▸ INSTRUCTIONS FOR THE TASK
The records below are to be transcribed exactly, with the pictures removed.

--- START ---

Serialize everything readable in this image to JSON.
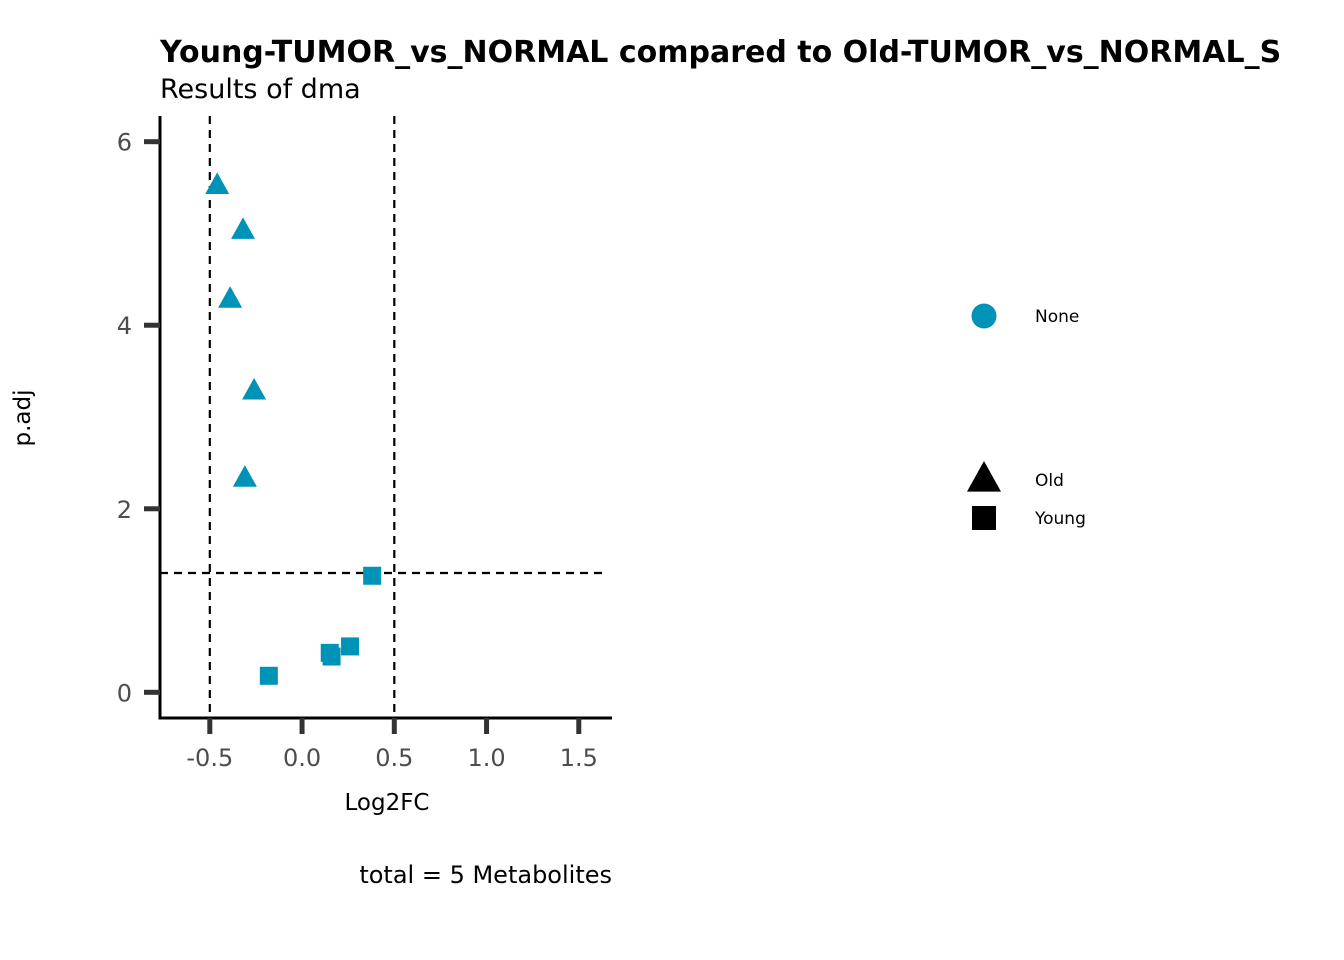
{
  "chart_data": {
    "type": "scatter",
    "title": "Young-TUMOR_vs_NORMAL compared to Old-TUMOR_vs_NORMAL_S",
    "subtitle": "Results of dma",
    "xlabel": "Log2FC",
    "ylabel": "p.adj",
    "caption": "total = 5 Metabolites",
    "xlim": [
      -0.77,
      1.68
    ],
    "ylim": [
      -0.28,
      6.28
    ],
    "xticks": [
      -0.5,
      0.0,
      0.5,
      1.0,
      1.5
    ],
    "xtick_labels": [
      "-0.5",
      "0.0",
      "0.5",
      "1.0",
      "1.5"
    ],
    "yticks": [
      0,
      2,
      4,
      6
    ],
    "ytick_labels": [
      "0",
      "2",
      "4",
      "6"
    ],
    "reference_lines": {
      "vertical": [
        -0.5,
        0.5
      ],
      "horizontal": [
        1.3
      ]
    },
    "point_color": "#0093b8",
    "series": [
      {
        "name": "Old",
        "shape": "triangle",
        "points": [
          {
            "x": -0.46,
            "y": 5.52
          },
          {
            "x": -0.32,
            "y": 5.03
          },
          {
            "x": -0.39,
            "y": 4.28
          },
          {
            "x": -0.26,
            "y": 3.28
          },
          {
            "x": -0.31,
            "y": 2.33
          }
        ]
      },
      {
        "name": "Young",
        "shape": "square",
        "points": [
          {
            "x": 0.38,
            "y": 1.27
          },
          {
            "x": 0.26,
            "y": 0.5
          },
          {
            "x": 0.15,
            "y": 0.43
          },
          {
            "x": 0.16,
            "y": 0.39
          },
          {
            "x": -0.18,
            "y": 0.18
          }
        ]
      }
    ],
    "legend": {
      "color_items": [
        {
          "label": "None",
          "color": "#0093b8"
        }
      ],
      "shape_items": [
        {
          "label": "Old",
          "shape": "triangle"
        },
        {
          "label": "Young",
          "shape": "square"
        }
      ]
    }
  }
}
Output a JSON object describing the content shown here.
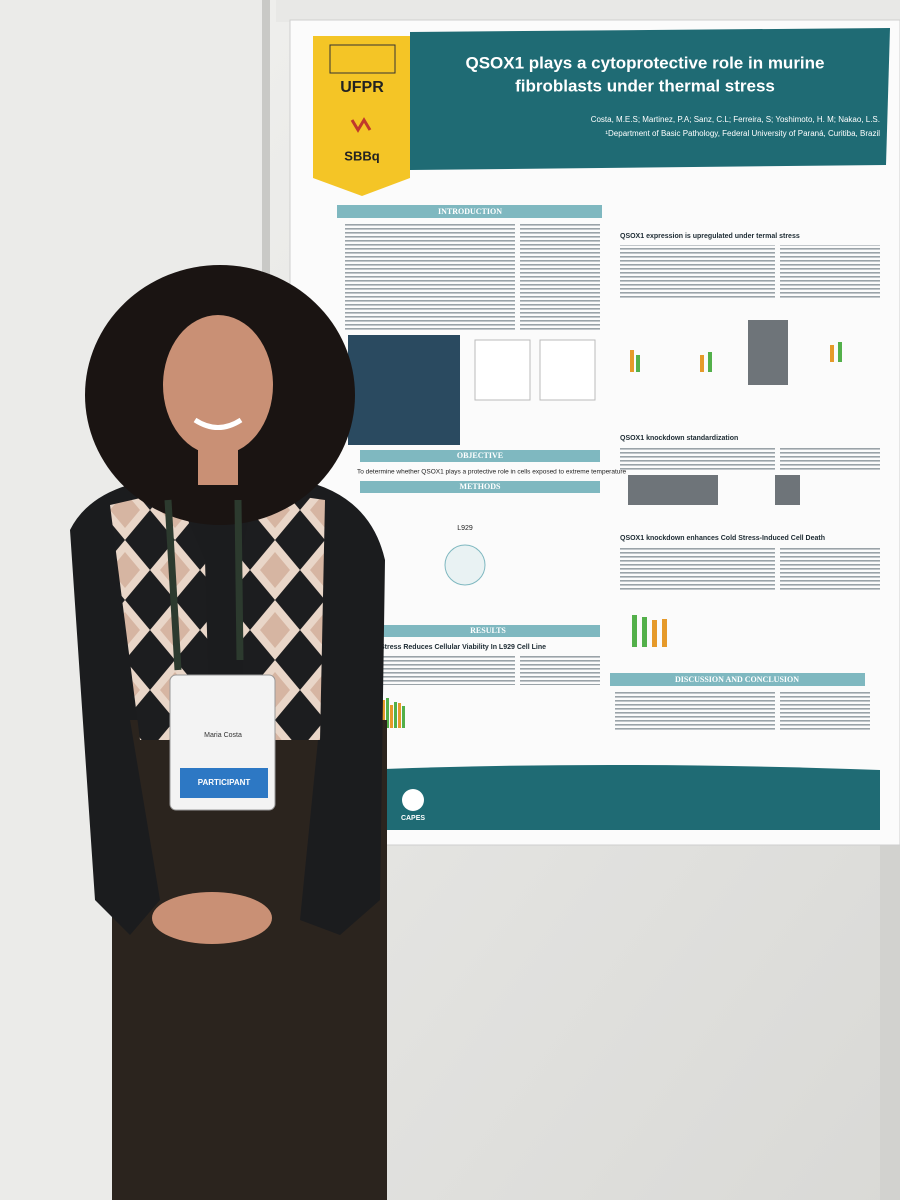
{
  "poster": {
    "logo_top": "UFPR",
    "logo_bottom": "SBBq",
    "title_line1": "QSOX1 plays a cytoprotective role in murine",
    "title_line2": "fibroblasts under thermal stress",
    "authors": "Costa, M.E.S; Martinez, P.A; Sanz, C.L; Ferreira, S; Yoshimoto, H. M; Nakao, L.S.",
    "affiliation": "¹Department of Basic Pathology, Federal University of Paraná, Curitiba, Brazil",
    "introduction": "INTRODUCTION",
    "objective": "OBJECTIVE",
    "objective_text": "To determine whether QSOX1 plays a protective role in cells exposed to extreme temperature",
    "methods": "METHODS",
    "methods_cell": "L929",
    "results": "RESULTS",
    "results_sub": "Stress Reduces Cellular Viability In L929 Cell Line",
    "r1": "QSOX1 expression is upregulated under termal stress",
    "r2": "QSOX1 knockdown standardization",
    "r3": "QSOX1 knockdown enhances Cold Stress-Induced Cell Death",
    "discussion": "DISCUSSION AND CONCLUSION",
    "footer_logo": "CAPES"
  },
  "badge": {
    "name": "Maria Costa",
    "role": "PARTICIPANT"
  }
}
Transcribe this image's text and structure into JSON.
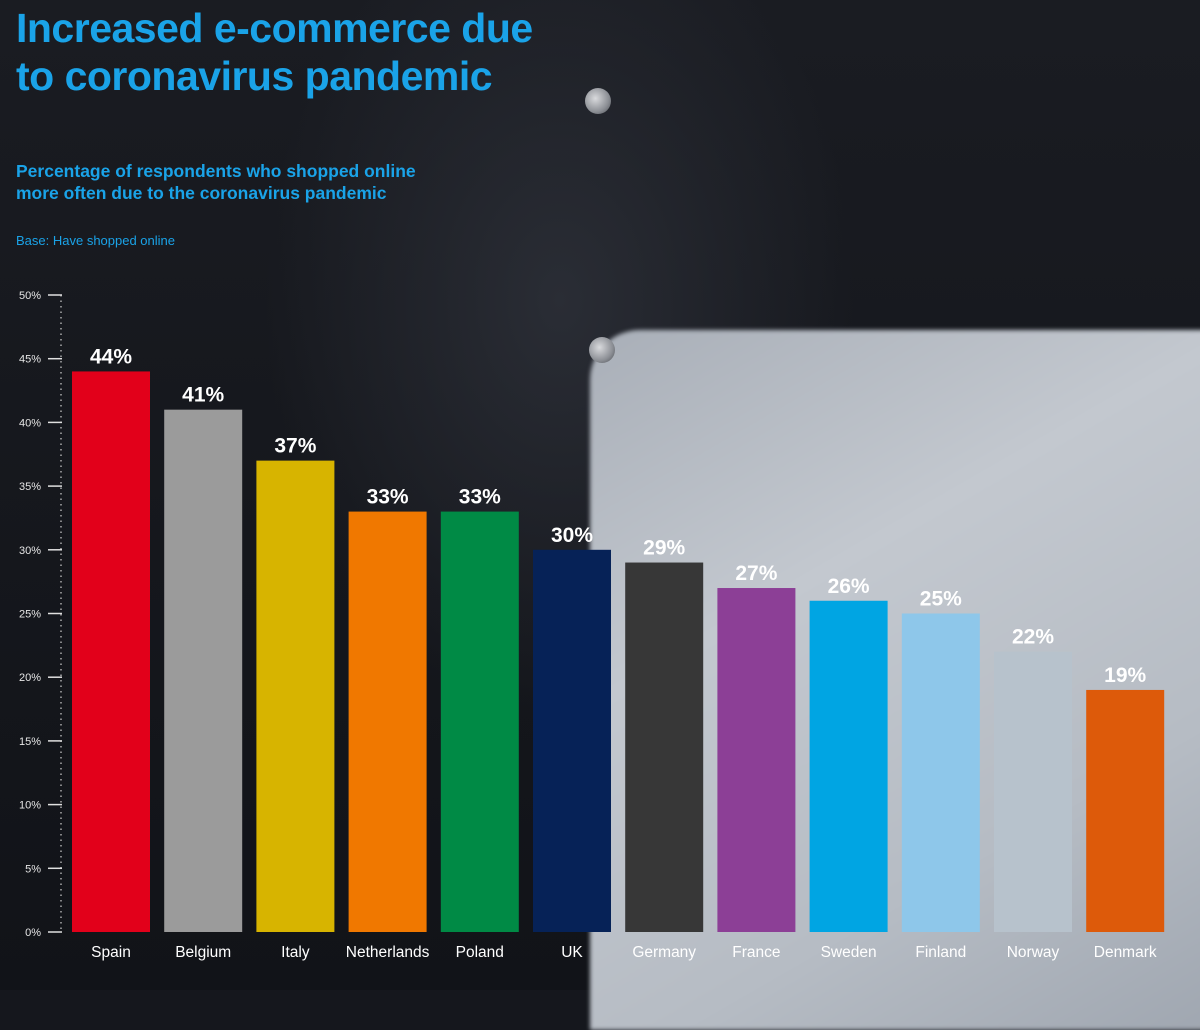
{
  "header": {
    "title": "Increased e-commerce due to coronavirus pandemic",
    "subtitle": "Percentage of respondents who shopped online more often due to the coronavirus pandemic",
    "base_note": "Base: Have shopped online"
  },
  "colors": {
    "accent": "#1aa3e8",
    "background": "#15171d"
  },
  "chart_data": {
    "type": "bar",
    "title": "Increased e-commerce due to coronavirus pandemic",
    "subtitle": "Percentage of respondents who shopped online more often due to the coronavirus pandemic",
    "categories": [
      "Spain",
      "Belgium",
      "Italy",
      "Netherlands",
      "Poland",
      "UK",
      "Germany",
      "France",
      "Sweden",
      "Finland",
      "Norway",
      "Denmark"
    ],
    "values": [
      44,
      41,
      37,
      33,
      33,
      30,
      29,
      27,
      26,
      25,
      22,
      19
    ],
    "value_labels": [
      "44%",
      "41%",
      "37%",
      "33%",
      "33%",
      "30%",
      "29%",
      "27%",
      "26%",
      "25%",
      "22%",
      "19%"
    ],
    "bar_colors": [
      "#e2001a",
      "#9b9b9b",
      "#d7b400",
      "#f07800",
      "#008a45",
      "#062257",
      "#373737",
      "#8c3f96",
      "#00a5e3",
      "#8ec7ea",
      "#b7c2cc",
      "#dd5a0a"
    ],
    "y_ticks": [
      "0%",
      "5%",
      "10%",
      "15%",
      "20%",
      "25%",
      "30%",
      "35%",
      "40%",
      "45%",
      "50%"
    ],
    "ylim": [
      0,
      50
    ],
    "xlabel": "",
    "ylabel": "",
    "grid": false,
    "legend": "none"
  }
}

--- END ---

▸ TASK ANSWER
Serialize everything readable in this image to JSON.
{
  "chart_data": {
    "type": "scatter",
    "title": "Young-TUMOR_vs_NORMAL compared to Old-TUMOR_vs_NORMAL_S",
    "subtitle": "Results of dma",
    "xlabel": "Log2FC",
    "ylabel": "p.adj",
    "caption": "total = 5 Metabolites",
    "xlim": [
      -0.77,
      1.68
    ],
    "ylim": [
      -0.28,
      6.28
    ],
    "xticks": [
      -0.5,
      0.0,
      0.5,
      1.0,
      1.5
    ],
    "xtick_labels": [
      "-0.5",
      "0.0",
      "0.5",
      "1.0",
      "1.5"
    ],
    "yticks": [
      0,
      2,
      4,
      6
    ],
    "ytick_labels": [
      "0",
      "2",
      "4",
      "6"
    ],
    "reference_lines": {
      "vertical": [
        -0.5,
        0.5
      ],
      "horizontal": [
        1.3
      ]
    },
    "point_color": "#0093b8",
    "series": [
      {
        "name": "Old",
        "shape": "triangle",
        "points": [
          {
            "x": -0.46,
            "y": 5.52
          },
          {
            "x": -0.32,
            "y": 5.03
          },
          {
            "x": -0.39,
            "y": 4.28
          },
          {
            "x": -0.26,
            "y": 3.28
          },
          {
            "x": -0.31,
            "y": 2.33
          }
        ]
      },
      {
        "name": "Young",
        "shape": "square",
        "points": [
          {
            "x": 0.38,
            "y": 1.27
          },
          {
            "x": 0.26,
            "y": 0.5
          },
          {
            "x": 0.15,
            "y": 0.43
          },
          {
            "x": 0.16,
            "y": 0.39
          },
          {
            "x": -0.18,
            "y": 0.18
          }
        ]
      }
    ],
    "legend": {
      "color_items": [
        {
          "label": "None",
          "color": "#0093b8"
        }
      ],
      "shape_items": [
        {
          "label": "Old",
          "shape": "triangle"
        },
        {
          "label": "Young",
          "shape": "square"
        }
      ]
    }
  }
}
Output a JSON object describing the content shown here.
{
  "poster": {
    "logo_top": "UFPR",
    "logo_bottom": "SBBq",
    "title_line1": "QSOX1 plays a cytoprotective role in murine",
    "title_line2": "fibroblasts under thermal stress",
    "authors": "Costa, M.E.S; Martinez, P.A; Sanz, C.L; Ferreira, S; Yoshimoto, H. M; Nakao, L.S.",
    "affiliation": "¹Department of Basic Pathology, Federal University of Paraná, Curitiba, Brazil",
    "introduction": "INTRODUCTION",
    "objective": "OBJECTIVE",
    "objective_text": "To determine whether QSOX1 plays a protective role in cells exposed to extreme temperature",
    "methods": "METHODS",
    "methods_cell": "L929",
    "results": "RESULTS",
    "results_sub": "Stress Reduces Cellular Viability In L929 Cell Line",
    "r1": "QSOX1 expression is upregulated under termal stress",
    "r2": "QSOX1 knockdown standardization",
    "r3": "QSOX1 knockdown enhances Cold Stress-Induced Cell Death",
    "discussion": "DISCUSSION AND CONCLUSION",
    "footer_logo": "CAPES"
  },
  "badge": {
    "name": "Maria Costa",
    "role": "PARTICIPANT"
  }
}
Transcribe this image's text and structure into JSON.
{
  "header": {
    "title": "Increased e-commerce due to coronavirus pandemic",
    "subtitle": "Percentage of respondents who shopped online more often due to the coronavirus pandemic",
    "base_note": "Base: Have shopped online"
  },
  "colors": {
    "accent": "#1aa3e8",
    "background": "#15171d"
  },
  "chart_data": {
    "type": "bar",
    "title": "Increased e-commerce due to coronavirus pandemic",
    "subtitle": "Percentage of respondents who shopped online more often due to the coronavirus pandemic",
    "categories": [
      "Spain",
      "Belgium",
      "Italy",
      "Netherlands",
      "Poland",
      "UK",
      "Germany",
      "France",
      "Sweden",
      "Finland",
      "Norway",
      "Denmark"
    ],
    "values": [
      44,
      41,
      37,
      33,
      33,
      30,
      29,
      27,
      26,
      25,
      22,
      19
    ],
    "value_labels": [
      "44%",
      "41%",
      "37%",
      "33%",
      "33%",
      "30%",
      "29%",
      "27%",
      "26%",
      "25%",
      "22%",
      "19%"
    ],
    "bar_colors": [
      "#e2001a",
      "#9b9b9b",
      "#d7b400",
      "#f07800",
      "#008a45",
      "#062257",
      "#373737",
      "#8c3f96",
      "#00a5e3",
      "#8ec7ea",
      "#b7c2cc",
      "#dd5a0a"
    ],
    "y_ticks": [
      "0%",
      "5%",
      "10%",
      "15%",
      "20%",
      "25%",
      "30%",
      "35%",
      "40%",
      "45%",
      "50%"
    ],
    "ylim": [
      0,
      50
    ],
    "xlabel": "",
    "ylabel": "",
    "grid": false,
    "legend": "none"
  }
}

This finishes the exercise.